Go get me that donkey. and Matthew says very clearly that this was done to fulfill the prophecy in Zechariah. For Jesus to say, I want to go into Jerusalem and I want to do it the way the Messiah is going to do it, you don’t do that unless you’re trying to tell people that you’re the Messiah.
This idea of riding into a donkey seems like an unlikely choice for a conquering king. We think about somebody riding in in triumph on horseback or we think about Hannibal coming over the Alps on the back of an elephant, but he’s riding a donkey and a little donkey who’s never been ridden before. Think about this video we watched with the kids the other day about this baby giraffe trying to run and it was just all legs everywhere.
It’s kind of how I picture this donkey or like Bambi trying to stand up for the first time. This was not necessarily a regal animal. It was an odd choice and that’s what made it noteworthy enough to Zechariah to point it out because prophecy is supposed to stand out. It’s people would notice.
And Jesus had all the things planned out in order to accomplish this. We see in verses 2 through 3 as he’s given the instructions there. Matthew 21 points out that they brought the foal’s mother probably to lead the foal because he would follow wherever the mother led.

**RECORDS PROVIDED:**
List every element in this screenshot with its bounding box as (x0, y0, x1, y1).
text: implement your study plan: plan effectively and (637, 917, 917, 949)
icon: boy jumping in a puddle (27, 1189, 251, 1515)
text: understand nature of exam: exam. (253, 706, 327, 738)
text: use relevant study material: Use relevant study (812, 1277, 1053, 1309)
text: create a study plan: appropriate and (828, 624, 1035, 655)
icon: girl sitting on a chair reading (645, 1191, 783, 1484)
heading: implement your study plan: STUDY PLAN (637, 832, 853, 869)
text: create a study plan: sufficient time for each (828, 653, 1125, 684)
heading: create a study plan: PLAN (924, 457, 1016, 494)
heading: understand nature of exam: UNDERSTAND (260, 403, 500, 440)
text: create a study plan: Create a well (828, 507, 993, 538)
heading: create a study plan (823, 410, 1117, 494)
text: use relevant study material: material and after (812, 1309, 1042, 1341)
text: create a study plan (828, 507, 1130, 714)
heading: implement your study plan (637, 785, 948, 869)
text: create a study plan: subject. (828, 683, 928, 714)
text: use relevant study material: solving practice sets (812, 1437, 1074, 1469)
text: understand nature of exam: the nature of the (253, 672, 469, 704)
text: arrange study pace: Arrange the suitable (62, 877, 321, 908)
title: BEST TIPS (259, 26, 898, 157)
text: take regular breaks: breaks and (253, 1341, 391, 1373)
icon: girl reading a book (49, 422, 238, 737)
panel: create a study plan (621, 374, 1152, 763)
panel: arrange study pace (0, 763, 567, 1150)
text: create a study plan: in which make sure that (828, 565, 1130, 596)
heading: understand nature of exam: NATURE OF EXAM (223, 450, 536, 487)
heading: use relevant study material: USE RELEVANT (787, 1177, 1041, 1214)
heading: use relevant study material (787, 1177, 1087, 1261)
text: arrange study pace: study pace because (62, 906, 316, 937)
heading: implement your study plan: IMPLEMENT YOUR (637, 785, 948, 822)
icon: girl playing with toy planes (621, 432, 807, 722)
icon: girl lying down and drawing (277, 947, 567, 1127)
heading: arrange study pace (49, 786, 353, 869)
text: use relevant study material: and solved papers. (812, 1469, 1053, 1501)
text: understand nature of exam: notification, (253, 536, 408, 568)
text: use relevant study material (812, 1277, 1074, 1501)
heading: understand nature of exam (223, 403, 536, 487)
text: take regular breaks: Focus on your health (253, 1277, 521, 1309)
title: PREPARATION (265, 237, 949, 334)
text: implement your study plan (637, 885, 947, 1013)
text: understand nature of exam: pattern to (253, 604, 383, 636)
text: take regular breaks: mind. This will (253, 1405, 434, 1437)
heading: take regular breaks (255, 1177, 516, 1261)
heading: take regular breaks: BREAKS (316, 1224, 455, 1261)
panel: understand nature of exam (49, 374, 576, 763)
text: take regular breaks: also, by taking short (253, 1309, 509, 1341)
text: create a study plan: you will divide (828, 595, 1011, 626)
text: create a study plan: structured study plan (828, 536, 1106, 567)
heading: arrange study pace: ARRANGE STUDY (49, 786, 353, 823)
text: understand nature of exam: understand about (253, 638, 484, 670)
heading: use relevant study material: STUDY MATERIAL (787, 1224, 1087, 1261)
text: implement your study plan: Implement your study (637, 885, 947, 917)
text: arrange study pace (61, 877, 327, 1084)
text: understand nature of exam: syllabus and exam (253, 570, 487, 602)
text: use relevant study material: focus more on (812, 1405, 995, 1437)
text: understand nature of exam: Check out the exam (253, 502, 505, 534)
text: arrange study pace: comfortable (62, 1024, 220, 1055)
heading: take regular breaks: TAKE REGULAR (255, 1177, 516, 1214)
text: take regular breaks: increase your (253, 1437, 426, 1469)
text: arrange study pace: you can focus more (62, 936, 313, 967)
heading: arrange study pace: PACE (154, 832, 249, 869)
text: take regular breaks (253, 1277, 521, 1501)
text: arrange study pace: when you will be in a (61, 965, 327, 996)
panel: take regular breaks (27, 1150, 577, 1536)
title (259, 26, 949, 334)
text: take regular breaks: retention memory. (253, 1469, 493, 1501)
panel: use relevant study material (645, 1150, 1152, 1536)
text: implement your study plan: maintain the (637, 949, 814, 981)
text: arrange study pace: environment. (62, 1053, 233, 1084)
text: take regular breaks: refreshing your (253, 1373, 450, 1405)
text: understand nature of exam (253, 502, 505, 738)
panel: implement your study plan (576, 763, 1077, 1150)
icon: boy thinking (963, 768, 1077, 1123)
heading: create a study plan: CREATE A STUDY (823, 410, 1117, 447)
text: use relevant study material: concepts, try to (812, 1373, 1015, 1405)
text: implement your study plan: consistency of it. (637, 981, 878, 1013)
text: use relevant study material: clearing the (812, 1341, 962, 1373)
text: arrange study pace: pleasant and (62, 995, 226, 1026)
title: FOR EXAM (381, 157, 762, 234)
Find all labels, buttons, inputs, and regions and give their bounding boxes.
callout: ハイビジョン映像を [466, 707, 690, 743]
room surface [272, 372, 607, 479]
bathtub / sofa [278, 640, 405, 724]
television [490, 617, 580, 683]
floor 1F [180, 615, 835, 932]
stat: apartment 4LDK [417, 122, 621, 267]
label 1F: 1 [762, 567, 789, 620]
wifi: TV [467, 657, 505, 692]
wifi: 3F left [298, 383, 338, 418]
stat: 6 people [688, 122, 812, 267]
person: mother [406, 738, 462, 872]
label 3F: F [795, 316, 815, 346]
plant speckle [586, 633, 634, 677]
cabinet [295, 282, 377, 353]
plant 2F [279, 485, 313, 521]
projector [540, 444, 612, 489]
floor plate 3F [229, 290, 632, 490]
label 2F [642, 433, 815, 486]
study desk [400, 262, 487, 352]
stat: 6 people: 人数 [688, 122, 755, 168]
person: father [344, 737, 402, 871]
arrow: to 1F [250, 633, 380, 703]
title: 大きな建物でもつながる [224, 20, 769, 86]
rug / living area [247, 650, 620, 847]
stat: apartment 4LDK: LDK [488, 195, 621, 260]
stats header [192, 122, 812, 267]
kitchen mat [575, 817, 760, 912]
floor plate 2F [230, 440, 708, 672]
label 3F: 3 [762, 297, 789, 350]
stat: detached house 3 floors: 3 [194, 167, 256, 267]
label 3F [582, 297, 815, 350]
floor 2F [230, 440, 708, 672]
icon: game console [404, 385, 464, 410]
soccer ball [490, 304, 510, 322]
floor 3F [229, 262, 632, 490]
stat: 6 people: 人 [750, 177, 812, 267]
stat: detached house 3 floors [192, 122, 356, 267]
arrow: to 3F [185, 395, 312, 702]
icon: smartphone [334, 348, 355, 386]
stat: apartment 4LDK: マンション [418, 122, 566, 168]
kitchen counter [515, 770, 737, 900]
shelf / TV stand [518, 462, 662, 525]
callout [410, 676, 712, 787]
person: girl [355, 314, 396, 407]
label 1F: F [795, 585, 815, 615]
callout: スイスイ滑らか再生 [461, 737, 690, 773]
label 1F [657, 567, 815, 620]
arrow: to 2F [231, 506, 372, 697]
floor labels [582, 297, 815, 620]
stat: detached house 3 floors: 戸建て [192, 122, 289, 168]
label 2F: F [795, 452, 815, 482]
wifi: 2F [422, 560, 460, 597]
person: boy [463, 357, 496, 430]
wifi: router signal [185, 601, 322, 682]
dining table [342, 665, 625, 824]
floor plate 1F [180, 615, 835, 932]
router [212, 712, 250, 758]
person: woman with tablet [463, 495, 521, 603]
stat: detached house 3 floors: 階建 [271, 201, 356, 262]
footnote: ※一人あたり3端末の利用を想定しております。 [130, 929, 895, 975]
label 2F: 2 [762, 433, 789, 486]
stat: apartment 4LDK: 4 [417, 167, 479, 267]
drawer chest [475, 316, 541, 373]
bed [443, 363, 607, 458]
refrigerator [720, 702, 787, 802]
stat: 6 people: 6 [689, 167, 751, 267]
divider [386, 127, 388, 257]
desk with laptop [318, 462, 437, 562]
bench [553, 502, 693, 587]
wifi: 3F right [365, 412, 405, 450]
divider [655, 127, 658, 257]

**STATED TASK:**
Reproduce the passage above on Jesus riding a donkey into Jerusalem, between "Go get me that" and "all legs everywhere.", inclusive.

**COMPLETE ANSWER:**
Go get me that donkey. and Matthew says very clearly that this was done to fulfill the prophecy in Zechariah. For Jesus to say, I want to go into Jerusalem and I want to do it the way the Messiah is going to do it, you don’t do that unless you’re trying to tell people that you’re the Messiah.
This idea of riding into a donkey seems like an unlikely choice for a conquering king. We think about somebody riding in in triumph on horseback or we think about Hannibal coming over the Alps on the back of an elephant, but he’s riding a donkey and a little donkey who’s never been ridden before. Think about this video we watched with the kids the other day about this baby giraffe trying to run and it was just all legs everywhere.